Write the number of lines holding the word "name", and nothing else.
* BEGIN GIVEN RECORDS *
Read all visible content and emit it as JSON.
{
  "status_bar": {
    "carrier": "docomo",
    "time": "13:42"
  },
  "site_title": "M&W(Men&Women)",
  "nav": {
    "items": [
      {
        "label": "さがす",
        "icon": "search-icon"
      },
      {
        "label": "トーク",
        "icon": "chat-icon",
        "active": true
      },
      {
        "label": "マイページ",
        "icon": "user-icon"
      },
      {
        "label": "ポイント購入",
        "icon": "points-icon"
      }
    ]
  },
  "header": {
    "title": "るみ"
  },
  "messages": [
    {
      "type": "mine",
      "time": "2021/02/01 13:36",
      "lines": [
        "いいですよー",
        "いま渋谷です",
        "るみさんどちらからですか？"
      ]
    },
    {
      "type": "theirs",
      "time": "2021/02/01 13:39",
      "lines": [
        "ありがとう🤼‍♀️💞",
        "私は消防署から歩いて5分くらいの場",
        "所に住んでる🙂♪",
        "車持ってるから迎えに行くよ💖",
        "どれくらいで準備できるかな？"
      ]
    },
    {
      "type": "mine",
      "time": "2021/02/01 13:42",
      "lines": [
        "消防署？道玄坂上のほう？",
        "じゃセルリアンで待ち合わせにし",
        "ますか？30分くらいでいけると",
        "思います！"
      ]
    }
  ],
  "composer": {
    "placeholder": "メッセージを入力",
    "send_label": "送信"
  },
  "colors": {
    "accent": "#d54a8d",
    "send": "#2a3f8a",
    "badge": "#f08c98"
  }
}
* END GIVEN RECORDS *
* BEGIN GIVEN RECORDS *
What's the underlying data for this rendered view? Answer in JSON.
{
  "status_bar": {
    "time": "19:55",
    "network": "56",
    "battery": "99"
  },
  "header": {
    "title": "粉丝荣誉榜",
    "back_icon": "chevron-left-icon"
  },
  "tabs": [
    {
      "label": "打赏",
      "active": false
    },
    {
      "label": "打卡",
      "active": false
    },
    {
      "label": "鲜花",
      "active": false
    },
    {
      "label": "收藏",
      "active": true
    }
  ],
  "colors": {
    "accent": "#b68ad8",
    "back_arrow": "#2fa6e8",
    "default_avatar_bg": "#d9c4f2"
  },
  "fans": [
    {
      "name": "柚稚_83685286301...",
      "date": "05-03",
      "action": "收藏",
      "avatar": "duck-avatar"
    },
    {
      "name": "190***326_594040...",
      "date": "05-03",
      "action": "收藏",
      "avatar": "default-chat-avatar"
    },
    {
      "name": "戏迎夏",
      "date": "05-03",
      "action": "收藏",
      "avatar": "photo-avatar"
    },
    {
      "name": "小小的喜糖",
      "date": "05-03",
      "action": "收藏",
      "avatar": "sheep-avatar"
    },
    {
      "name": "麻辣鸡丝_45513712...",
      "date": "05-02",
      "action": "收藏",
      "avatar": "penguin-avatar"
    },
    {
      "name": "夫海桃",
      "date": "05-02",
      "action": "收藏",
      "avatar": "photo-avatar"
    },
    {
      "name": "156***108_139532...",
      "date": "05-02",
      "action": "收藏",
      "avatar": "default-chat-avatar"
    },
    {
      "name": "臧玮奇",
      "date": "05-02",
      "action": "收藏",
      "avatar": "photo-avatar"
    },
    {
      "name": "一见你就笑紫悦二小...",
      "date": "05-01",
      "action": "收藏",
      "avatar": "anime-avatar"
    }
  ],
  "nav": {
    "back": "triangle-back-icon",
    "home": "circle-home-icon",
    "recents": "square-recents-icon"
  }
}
* END GIVEN RECORDS *
### EXERCISE RESPONSE
9